Bauer polemiza contra la expresión religiosa de este conflicto profano, a que termina reduciéndose la cuestión judía, entre el Estado político y sus presupuestos –sean éstos materia-les, como la propiedad privada, etc., o espirituales, como cultura y religión-, entre el interés general y el interés privado, [en una palabra] entre el Estado político y la sociedad burguesa. Pero deja en pie todas estas antítesis profanas.

"Precisamente las necesidades, fundamento de la sociedad burguesa, que garantizan su existencia y su necesidad, exponen esa misma existencia a constantes peligros, alimentan en ella un factor de inseguridad y producen ese fluctuante amasijo de pobreza y riqueza, miseria y prosperidad, en una palabra la inestabilidad" (pág. 8).

Véase toda la sección titulada "La sociedad burguesa [sociedad civil]" (págs. 8-9), que sigue en líneas generales la Filosofía del Derecho [##182-257] de Hegel. La sociedad burguesa, en su oposición al Estado político, es reconocida como necesaria, porque lo es el Estado.

Ciertamente la emancipación política es un gran progreso; aunque no sea la última forma de la emancipación humana, lo es en el actual orden del mundo. Naturalmente nos estamos refiriendo a la emancipación real, práctica.

- _EXTRACTO DE DATOS_
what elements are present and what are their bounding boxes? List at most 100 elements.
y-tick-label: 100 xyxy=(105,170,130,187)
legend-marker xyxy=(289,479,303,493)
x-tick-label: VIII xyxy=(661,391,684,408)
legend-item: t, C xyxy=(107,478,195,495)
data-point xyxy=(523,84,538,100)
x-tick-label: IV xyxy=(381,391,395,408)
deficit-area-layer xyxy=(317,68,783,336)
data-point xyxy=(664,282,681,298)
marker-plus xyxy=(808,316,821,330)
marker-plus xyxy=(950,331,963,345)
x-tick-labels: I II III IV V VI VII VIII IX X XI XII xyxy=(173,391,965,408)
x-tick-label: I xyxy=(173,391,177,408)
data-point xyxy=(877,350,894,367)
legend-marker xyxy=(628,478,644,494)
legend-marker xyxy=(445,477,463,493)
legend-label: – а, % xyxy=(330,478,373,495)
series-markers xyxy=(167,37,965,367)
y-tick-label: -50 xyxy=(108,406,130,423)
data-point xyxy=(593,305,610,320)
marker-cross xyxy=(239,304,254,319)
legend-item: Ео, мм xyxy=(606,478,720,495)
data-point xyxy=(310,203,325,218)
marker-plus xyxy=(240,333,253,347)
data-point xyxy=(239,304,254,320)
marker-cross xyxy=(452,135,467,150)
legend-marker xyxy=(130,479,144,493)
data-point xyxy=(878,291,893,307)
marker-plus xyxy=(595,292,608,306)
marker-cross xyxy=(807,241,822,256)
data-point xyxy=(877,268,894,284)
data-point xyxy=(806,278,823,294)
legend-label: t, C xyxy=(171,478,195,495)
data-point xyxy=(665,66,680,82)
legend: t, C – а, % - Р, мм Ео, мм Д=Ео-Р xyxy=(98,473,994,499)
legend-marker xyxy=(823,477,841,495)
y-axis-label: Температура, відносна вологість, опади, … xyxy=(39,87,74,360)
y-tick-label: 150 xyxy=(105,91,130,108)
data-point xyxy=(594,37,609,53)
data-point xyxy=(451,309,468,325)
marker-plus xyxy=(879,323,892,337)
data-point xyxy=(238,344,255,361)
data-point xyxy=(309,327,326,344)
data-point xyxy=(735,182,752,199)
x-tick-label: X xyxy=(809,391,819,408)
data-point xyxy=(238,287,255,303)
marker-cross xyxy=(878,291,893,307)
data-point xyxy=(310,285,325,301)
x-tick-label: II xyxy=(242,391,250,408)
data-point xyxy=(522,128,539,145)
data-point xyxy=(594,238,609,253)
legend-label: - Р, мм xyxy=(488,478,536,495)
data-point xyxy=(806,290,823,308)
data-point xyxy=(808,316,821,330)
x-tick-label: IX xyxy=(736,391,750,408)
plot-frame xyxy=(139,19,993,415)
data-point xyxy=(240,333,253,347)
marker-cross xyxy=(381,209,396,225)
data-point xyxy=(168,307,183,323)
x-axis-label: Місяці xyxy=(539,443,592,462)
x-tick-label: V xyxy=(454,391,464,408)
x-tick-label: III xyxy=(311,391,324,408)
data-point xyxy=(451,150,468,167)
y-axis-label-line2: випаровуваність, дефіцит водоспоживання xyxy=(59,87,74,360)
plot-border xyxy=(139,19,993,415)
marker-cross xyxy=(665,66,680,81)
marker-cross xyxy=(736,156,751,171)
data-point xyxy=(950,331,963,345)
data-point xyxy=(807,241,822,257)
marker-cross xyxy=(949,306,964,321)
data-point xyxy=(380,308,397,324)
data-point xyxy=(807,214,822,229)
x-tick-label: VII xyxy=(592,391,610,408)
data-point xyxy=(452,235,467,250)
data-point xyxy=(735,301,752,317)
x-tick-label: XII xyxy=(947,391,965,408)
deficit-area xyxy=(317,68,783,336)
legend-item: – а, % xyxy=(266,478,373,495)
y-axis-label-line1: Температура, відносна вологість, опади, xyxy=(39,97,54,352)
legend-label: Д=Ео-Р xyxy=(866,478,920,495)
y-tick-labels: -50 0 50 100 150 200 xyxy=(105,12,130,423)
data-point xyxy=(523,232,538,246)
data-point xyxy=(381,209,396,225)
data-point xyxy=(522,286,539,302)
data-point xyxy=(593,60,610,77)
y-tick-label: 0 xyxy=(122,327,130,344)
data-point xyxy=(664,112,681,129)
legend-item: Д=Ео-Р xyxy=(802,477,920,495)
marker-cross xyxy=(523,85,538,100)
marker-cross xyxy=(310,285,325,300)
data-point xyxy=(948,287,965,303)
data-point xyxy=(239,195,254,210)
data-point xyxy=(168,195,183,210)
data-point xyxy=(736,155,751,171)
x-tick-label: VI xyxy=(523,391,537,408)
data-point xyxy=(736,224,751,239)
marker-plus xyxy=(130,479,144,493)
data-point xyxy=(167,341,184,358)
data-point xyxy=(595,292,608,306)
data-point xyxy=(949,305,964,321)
--
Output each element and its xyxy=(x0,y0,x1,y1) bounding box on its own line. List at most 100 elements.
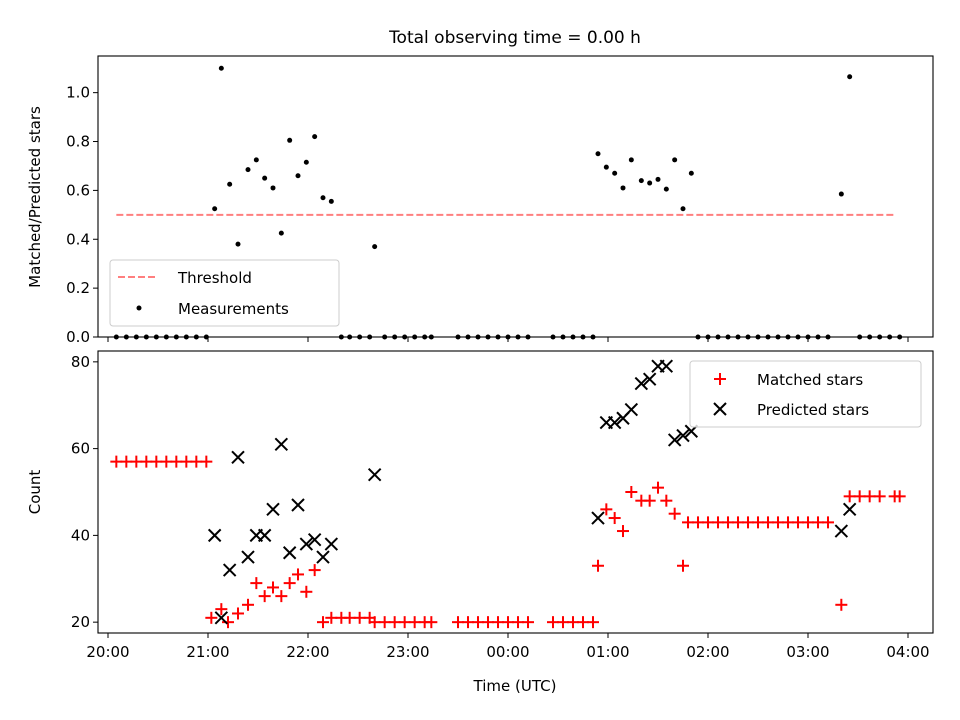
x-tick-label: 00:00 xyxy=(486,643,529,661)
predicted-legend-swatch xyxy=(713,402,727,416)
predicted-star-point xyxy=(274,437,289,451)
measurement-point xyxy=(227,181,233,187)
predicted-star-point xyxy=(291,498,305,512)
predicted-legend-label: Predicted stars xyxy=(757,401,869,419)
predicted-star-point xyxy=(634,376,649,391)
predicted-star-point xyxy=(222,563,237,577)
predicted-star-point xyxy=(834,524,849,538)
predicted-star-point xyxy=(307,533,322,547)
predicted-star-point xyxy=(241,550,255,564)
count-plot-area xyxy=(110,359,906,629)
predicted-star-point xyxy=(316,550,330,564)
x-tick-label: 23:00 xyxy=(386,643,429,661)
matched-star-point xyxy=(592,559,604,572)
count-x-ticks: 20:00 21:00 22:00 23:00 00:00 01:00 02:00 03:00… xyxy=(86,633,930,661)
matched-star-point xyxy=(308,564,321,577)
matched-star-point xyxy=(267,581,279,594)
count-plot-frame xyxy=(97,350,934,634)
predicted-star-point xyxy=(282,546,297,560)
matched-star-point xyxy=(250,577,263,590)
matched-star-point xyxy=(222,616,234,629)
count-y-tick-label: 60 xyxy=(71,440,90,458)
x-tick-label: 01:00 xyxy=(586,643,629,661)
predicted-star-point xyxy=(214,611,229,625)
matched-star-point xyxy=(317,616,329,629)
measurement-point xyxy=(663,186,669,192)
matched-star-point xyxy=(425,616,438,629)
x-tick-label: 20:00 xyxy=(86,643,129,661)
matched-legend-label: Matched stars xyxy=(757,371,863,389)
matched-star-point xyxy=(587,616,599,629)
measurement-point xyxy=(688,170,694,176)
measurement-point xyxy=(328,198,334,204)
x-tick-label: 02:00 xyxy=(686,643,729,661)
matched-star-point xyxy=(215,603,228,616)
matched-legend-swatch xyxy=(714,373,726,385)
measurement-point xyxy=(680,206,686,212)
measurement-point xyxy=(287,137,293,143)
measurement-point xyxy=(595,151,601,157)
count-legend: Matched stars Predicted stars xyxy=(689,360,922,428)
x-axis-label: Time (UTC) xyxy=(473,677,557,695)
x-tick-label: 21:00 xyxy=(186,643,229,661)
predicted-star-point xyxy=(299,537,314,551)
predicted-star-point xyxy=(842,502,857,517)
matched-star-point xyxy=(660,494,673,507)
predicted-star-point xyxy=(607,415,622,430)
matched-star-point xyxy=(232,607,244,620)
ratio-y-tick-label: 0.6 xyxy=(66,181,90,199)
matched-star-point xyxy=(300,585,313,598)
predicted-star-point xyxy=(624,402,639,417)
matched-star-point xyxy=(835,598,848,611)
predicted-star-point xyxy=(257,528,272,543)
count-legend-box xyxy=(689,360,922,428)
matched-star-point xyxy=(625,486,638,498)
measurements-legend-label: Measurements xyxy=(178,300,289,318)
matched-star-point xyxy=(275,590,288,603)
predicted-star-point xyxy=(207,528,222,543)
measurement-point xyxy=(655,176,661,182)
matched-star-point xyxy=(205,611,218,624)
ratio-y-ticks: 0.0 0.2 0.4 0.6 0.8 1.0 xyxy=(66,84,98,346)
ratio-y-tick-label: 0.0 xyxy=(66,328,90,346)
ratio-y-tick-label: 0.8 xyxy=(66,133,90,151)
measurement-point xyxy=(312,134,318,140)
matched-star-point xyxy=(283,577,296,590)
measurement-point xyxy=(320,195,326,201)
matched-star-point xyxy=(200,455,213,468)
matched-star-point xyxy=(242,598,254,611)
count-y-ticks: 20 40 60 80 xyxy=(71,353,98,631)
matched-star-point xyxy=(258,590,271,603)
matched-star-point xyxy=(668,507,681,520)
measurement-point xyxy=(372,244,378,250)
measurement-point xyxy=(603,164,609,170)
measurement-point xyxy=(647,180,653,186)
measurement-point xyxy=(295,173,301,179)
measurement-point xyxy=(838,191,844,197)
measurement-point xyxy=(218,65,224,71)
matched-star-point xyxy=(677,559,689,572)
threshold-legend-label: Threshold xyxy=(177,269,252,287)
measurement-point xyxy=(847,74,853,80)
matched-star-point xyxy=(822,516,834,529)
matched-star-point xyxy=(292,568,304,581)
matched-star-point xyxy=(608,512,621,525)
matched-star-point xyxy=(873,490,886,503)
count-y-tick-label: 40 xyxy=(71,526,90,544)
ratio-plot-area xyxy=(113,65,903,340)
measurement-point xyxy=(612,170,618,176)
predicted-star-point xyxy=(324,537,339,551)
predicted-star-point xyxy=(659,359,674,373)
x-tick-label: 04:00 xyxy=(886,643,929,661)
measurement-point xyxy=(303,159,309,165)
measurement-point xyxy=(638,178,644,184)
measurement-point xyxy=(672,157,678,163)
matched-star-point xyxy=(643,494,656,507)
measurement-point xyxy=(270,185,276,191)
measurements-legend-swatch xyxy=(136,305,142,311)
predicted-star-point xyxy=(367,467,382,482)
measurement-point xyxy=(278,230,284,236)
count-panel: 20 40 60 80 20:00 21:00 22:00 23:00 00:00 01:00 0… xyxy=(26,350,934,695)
...
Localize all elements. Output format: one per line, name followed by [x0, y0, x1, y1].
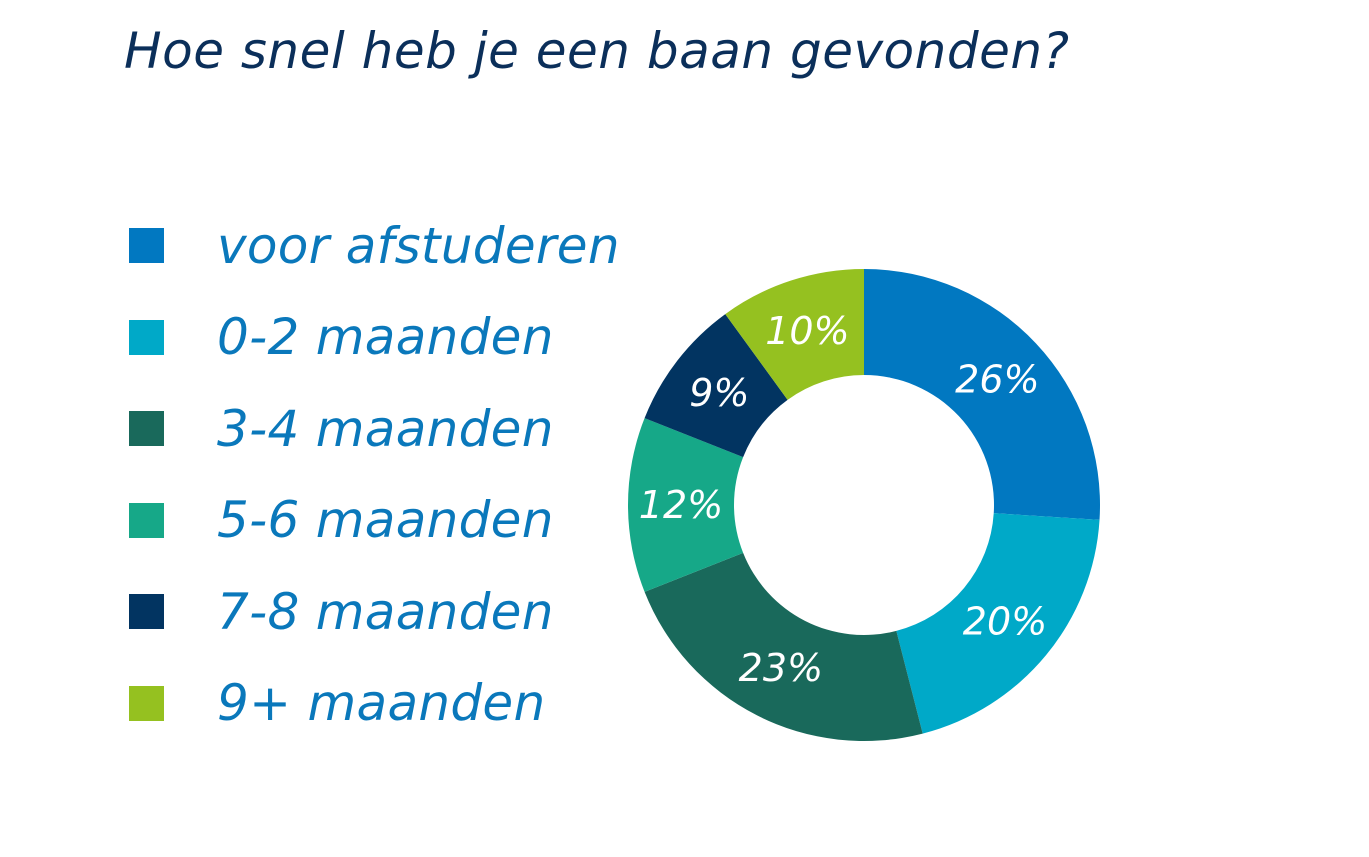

- _EJERCICIO ESCRITO_
Indique si cada afirmación concuerda con el pasaje, con sí o no, y cite textualmente las palabras que lo deciden: (a) la sección "La sociedad burguesa [sociedad civil]" sigue en líneas generales la Filosofía del Derecho de Hegel; (b) Bauer suprime las antítesis profanas; (c) la emancipación política es la última forma de la emancipación humana. Resuelva con base exclusivamente en el pasaje.

- _RESPUESTA_
(a) Sí: "que sigue en líneas generales la Filosofía del Derecho [##182-257] de Hegel".
(b) No: "Pero deja en pie todas estas antítesis profanas."
(c) No: "aunque no sea la última forma de la emancipación humana".